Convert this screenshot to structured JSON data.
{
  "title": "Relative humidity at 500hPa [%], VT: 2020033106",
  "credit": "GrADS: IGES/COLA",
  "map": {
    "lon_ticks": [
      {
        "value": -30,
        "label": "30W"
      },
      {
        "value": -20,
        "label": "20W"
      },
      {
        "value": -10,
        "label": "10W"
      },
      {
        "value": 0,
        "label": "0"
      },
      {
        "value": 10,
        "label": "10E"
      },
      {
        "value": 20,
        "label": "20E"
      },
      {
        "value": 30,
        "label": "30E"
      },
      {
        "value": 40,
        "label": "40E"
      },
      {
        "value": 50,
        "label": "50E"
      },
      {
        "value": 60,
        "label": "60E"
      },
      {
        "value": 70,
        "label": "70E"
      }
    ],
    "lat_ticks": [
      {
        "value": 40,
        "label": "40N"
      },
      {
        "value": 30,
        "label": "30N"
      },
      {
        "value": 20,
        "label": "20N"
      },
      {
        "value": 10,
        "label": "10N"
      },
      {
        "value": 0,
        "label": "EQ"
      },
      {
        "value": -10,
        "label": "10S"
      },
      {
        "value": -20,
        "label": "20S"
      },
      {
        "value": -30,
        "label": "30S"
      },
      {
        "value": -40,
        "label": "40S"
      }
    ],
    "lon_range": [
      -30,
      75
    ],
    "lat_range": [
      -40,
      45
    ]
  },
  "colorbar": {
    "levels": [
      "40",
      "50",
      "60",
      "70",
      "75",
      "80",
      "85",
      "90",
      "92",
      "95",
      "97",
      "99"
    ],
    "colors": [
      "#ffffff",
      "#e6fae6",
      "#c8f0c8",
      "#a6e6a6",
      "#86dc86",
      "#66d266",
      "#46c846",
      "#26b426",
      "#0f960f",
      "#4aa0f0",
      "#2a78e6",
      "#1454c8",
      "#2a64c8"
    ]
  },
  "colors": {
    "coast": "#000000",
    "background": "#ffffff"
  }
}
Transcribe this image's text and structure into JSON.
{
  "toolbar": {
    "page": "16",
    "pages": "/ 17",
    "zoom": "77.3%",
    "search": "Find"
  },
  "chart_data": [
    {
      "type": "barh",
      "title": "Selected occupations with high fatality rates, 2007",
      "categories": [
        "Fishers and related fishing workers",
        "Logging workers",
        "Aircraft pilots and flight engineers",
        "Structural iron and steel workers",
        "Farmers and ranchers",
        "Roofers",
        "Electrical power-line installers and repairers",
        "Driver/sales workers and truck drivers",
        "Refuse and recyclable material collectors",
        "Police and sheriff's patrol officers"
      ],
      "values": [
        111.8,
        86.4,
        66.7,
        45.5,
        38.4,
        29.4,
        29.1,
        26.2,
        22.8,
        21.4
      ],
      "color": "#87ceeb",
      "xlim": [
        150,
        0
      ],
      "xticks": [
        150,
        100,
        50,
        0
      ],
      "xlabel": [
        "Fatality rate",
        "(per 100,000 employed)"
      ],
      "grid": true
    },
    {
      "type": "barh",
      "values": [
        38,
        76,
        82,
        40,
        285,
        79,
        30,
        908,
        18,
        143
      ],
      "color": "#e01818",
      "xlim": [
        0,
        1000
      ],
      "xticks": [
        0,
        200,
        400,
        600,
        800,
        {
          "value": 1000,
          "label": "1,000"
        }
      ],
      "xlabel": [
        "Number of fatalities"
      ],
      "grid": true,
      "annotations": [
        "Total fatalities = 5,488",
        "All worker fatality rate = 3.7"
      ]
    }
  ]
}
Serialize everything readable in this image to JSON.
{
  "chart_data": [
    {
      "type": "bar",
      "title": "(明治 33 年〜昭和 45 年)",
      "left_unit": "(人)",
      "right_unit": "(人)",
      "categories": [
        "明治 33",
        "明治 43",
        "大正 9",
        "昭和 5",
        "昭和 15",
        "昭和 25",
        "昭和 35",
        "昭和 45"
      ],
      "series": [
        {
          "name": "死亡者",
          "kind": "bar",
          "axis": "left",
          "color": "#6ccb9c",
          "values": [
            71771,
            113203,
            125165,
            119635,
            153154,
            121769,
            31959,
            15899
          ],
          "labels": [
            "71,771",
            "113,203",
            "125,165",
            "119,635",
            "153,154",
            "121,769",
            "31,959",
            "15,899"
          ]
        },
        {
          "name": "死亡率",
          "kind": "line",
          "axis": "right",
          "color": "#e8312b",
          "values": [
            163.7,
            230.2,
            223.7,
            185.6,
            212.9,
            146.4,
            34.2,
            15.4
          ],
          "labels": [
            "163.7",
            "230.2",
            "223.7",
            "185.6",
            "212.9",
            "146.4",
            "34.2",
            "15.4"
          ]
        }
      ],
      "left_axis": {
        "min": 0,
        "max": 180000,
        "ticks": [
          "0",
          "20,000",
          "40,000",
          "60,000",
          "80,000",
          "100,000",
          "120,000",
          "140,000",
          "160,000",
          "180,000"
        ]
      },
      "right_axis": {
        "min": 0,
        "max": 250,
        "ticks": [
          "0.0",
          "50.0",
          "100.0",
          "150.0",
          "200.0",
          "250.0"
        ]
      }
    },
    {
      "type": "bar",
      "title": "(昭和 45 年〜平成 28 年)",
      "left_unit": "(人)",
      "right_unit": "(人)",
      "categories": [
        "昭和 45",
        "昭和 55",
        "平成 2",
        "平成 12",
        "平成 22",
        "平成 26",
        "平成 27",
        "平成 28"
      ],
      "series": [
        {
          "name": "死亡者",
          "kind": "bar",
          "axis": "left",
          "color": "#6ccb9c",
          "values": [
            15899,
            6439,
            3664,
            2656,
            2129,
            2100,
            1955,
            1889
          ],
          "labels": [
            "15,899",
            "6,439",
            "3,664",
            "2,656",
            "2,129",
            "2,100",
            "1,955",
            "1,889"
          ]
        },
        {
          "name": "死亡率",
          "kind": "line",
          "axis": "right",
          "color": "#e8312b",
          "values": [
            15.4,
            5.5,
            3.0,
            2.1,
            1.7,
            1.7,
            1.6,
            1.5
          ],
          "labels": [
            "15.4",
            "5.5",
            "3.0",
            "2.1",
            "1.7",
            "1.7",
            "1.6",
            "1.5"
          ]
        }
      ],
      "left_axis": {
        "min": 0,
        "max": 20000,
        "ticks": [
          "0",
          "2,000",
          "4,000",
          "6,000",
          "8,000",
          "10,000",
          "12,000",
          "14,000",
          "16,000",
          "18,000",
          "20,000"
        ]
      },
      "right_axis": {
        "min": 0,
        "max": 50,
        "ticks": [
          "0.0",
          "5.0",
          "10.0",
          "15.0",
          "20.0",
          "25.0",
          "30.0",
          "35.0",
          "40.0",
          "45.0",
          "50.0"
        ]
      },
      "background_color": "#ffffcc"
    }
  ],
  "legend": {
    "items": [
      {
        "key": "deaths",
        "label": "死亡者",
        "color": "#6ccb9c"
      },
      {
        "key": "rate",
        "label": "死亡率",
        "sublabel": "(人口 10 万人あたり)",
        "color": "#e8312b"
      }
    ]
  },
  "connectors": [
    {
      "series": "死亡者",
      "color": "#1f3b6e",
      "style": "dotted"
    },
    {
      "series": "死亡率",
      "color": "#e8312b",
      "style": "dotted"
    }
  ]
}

• **WHAT THIS TASK INVOLVES**
What is the number of lines in the data that hold the string "title"? Answer with the number only.

• **RESULT**
4